Records from a dataset
+ + +

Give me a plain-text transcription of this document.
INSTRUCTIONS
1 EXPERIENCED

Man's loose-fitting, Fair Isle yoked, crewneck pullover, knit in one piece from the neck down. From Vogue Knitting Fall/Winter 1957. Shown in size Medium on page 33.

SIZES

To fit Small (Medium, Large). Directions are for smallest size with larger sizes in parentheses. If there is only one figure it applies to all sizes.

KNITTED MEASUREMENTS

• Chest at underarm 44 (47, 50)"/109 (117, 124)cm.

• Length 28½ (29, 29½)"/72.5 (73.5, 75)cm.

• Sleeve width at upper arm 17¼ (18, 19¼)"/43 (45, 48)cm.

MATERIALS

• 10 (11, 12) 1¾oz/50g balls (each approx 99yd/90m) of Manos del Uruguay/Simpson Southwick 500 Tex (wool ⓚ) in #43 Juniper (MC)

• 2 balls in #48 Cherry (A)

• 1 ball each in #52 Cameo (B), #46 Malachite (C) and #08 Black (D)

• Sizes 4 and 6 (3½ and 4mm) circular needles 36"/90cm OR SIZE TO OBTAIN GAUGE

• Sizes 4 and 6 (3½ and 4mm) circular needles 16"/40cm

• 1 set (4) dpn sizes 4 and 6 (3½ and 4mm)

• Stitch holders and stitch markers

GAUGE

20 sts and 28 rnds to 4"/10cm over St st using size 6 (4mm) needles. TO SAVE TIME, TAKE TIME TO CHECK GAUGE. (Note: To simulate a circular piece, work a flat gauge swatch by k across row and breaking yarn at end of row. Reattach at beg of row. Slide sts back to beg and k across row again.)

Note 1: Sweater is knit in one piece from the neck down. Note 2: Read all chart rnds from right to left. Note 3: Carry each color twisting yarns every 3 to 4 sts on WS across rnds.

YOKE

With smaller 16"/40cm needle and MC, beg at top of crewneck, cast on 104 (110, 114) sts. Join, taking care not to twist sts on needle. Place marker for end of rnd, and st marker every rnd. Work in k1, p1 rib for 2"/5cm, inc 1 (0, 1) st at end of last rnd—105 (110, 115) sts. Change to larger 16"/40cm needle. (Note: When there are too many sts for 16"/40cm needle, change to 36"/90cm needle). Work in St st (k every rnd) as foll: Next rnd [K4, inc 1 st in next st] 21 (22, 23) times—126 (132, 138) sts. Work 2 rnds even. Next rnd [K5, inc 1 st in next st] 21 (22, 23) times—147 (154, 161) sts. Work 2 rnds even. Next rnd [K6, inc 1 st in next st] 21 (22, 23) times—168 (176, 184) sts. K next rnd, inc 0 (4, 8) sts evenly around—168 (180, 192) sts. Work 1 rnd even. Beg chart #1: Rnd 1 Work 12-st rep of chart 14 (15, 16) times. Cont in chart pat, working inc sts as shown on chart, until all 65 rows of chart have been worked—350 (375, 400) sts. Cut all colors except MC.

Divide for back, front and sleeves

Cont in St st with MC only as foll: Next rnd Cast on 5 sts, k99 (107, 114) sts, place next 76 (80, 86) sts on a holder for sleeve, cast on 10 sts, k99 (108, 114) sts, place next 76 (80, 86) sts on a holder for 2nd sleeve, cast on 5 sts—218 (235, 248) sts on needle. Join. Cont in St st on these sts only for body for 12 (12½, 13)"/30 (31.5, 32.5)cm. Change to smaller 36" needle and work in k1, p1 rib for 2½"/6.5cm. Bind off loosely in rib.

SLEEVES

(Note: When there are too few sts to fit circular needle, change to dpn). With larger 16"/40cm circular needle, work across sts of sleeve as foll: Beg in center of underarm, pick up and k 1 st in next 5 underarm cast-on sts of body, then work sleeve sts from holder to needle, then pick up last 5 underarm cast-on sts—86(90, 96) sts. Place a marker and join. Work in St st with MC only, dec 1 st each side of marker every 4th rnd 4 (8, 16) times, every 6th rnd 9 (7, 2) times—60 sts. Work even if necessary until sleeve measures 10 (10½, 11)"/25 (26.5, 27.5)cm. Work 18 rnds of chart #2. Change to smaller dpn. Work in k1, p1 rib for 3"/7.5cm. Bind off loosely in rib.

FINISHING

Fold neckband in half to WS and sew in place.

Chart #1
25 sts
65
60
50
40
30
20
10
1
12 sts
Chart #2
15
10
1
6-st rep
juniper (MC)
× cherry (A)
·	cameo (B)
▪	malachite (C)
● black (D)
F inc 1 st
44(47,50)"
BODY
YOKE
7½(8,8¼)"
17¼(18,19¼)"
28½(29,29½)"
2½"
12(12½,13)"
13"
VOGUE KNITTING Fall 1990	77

+ + +

INSTRUCTION
From the entries above, copy out every line where the string "Fall" appears.

RESPONSE FOR THIS EXERCISE
Man's loose-fitting, Fair Isle yoked, crewneck pullover, knit in one piece from the neck down. From Vogue Knitting Fall/Winter 1957. Shown in size Medium on page 33.
VOGUE KNITTING Fall 1990	77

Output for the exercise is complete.